Below are some records. Pull every line that contains the word "Intensity".

--- BEGIN Material for the task ---

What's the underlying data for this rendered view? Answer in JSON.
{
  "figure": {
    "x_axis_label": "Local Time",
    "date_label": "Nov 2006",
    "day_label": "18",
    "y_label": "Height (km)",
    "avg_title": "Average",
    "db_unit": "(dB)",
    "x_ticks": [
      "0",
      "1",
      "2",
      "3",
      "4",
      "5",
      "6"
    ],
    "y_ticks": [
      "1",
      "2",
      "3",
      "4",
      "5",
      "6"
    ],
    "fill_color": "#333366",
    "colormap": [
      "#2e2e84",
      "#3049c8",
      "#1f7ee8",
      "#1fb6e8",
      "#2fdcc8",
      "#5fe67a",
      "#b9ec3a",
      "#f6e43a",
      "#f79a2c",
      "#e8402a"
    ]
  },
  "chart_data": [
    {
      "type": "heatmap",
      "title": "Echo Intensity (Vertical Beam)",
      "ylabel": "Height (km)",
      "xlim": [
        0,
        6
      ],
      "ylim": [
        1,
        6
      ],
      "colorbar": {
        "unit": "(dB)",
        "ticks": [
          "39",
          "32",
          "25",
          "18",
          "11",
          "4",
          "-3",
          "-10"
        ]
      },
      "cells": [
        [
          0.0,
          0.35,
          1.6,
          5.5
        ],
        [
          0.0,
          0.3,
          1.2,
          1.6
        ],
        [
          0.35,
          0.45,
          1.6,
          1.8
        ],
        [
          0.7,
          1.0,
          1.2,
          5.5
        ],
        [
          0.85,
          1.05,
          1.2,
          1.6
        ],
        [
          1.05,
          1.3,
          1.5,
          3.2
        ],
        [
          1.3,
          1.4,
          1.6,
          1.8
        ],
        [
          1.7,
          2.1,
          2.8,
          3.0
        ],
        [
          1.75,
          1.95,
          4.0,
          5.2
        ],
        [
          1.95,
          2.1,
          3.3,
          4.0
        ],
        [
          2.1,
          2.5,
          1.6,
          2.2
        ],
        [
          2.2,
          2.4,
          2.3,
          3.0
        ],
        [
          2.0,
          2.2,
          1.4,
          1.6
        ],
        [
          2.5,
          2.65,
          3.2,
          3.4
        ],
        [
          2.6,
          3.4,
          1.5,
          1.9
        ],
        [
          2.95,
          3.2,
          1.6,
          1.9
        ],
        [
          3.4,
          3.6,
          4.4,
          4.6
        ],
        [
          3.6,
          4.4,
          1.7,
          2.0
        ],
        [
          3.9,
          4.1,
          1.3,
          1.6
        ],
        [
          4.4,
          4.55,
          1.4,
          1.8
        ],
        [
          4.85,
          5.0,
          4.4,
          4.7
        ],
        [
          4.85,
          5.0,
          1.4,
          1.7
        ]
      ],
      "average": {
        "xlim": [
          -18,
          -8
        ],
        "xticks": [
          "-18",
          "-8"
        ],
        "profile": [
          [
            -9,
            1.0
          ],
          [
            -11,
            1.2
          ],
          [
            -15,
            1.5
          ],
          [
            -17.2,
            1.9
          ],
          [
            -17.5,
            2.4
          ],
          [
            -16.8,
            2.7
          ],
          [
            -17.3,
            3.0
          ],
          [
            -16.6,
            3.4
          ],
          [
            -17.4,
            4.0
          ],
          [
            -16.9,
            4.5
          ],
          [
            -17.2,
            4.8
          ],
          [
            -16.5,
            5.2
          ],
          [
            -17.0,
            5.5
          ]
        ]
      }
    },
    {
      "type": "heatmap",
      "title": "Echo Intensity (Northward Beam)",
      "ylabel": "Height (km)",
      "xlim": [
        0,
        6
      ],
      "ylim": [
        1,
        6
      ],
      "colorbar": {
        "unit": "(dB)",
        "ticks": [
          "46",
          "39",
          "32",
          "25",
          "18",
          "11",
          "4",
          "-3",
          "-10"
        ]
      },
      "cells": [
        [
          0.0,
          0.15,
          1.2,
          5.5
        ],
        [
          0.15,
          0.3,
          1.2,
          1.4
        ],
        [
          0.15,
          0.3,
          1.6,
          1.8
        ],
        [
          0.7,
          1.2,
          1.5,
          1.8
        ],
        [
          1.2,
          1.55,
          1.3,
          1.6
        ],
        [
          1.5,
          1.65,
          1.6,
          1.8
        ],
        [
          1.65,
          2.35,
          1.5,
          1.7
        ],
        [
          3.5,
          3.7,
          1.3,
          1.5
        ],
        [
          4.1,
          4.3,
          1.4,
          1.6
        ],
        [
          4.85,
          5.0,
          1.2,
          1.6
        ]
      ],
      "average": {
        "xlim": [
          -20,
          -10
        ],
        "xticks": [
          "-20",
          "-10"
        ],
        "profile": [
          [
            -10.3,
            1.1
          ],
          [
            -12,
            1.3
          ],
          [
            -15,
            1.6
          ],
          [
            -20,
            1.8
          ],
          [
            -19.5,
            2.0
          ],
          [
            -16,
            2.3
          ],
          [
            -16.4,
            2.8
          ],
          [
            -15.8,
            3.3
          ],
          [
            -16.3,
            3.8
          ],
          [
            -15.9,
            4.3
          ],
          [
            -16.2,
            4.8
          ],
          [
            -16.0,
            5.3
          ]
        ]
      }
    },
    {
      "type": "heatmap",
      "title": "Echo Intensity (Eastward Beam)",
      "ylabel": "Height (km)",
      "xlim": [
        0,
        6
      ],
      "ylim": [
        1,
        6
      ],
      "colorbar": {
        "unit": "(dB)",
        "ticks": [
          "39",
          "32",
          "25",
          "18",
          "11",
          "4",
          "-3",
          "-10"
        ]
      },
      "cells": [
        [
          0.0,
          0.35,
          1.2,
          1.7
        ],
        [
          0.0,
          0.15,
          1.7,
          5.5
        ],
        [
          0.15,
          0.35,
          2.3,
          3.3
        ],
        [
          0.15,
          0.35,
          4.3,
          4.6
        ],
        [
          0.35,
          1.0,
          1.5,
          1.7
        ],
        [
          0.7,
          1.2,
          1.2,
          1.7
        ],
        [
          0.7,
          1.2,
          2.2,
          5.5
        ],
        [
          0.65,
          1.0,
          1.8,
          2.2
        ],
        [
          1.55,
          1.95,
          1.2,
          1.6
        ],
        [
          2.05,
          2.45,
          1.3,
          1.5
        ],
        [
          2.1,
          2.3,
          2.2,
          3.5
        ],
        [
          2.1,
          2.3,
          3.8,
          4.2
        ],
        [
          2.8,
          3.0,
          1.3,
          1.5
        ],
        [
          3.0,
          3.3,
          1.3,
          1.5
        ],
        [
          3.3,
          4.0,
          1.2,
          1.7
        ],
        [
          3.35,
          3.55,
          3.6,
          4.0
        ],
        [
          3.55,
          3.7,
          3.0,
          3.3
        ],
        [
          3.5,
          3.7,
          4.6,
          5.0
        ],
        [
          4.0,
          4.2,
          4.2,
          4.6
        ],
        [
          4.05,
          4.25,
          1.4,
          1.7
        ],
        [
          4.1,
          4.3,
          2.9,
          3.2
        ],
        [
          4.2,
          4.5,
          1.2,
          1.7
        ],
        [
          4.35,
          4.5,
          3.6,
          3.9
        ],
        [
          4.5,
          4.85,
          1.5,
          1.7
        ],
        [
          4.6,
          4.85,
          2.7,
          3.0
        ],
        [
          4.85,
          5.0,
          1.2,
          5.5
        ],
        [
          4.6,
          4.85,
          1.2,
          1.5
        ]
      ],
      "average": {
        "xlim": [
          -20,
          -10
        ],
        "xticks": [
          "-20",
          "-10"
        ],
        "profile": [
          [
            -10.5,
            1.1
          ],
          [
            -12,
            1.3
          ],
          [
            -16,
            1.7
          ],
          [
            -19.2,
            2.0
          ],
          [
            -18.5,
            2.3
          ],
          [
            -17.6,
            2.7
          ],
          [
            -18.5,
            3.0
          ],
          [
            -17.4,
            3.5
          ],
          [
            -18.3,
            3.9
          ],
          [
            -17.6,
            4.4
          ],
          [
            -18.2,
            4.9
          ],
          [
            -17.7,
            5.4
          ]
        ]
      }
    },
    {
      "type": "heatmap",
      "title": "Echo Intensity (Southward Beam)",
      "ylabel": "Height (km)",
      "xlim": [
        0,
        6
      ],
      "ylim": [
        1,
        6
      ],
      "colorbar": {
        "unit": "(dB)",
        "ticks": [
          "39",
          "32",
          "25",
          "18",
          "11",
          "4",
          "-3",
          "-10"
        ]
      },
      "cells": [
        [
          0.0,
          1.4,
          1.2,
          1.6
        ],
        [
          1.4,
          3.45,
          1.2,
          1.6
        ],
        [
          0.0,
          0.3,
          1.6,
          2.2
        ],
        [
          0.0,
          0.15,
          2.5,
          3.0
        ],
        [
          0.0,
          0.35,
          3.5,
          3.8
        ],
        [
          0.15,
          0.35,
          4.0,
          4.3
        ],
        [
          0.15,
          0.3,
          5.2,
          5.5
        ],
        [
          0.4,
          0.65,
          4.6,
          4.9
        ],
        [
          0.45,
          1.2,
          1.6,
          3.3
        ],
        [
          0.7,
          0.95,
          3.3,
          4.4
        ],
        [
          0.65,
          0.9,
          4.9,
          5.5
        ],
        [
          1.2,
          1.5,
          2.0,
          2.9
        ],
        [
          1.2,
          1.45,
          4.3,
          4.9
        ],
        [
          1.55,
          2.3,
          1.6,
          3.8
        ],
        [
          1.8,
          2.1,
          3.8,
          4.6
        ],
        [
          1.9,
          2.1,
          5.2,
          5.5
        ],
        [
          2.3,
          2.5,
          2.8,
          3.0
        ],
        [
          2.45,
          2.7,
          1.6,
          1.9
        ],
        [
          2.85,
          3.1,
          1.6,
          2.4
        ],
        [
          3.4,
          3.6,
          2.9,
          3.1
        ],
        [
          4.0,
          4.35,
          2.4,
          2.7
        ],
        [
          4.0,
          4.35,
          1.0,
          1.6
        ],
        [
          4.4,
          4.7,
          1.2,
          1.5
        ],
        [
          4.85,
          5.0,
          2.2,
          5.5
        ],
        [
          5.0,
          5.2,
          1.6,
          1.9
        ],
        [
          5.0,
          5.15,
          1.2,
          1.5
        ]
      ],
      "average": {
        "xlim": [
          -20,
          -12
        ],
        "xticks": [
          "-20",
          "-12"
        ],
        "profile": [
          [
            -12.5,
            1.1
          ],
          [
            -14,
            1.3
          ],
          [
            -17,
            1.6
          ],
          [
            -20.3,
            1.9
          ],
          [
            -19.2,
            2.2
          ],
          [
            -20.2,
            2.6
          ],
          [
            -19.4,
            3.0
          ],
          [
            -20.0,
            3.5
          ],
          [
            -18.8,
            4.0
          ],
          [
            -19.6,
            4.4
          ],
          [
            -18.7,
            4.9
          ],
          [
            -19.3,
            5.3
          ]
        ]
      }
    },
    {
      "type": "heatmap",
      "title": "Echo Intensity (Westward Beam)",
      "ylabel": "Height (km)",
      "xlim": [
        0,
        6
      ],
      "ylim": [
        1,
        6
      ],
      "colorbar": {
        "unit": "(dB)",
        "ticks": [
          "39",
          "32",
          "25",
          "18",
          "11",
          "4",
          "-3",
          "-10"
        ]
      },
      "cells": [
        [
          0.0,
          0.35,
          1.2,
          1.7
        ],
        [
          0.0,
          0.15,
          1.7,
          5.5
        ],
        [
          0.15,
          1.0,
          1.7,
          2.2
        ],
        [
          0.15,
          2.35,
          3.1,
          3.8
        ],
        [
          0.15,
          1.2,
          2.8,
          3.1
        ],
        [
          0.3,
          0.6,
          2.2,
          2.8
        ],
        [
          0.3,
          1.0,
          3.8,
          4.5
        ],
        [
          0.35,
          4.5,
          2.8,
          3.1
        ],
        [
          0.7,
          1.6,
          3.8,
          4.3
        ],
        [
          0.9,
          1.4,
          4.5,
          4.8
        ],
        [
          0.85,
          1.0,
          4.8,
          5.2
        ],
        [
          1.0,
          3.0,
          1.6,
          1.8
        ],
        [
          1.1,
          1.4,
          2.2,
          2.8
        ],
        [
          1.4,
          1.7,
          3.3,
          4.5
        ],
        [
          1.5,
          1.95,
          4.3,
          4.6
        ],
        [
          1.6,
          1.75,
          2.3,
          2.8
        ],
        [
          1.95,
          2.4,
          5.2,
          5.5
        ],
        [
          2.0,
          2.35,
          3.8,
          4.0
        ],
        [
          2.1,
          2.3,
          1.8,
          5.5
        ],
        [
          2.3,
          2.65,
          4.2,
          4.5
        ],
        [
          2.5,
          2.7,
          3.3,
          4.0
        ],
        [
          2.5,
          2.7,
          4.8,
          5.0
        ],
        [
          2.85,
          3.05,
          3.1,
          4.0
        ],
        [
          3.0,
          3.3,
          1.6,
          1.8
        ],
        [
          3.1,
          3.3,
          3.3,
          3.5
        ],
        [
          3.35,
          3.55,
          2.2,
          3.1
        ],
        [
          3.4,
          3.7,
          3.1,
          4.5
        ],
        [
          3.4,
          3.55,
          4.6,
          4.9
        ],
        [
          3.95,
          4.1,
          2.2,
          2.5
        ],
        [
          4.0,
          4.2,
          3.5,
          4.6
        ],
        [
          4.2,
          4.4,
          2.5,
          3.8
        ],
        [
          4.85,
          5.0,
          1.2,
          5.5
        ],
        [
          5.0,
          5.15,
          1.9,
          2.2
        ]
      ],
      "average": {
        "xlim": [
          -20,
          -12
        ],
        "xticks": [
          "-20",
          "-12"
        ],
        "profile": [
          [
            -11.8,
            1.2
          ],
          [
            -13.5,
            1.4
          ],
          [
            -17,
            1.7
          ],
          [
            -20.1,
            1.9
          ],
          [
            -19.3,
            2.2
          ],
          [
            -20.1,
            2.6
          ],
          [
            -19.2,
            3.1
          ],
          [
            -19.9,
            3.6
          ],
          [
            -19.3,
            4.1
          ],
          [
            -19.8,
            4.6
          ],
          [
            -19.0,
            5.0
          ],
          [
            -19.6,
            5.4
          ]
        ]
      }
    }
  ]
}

--- END Material for the task ---

### Output below
      "title": "Echo Intensity (Vertical Beam)",
      "title": "Echo Intensity (Northward Beam)",
      "title": "Echo Intensity (Eastward Beam)",
      "title": "Echo Intensity (Southward Beam)",
      "title": "Echo Intensity (Westward Beam)",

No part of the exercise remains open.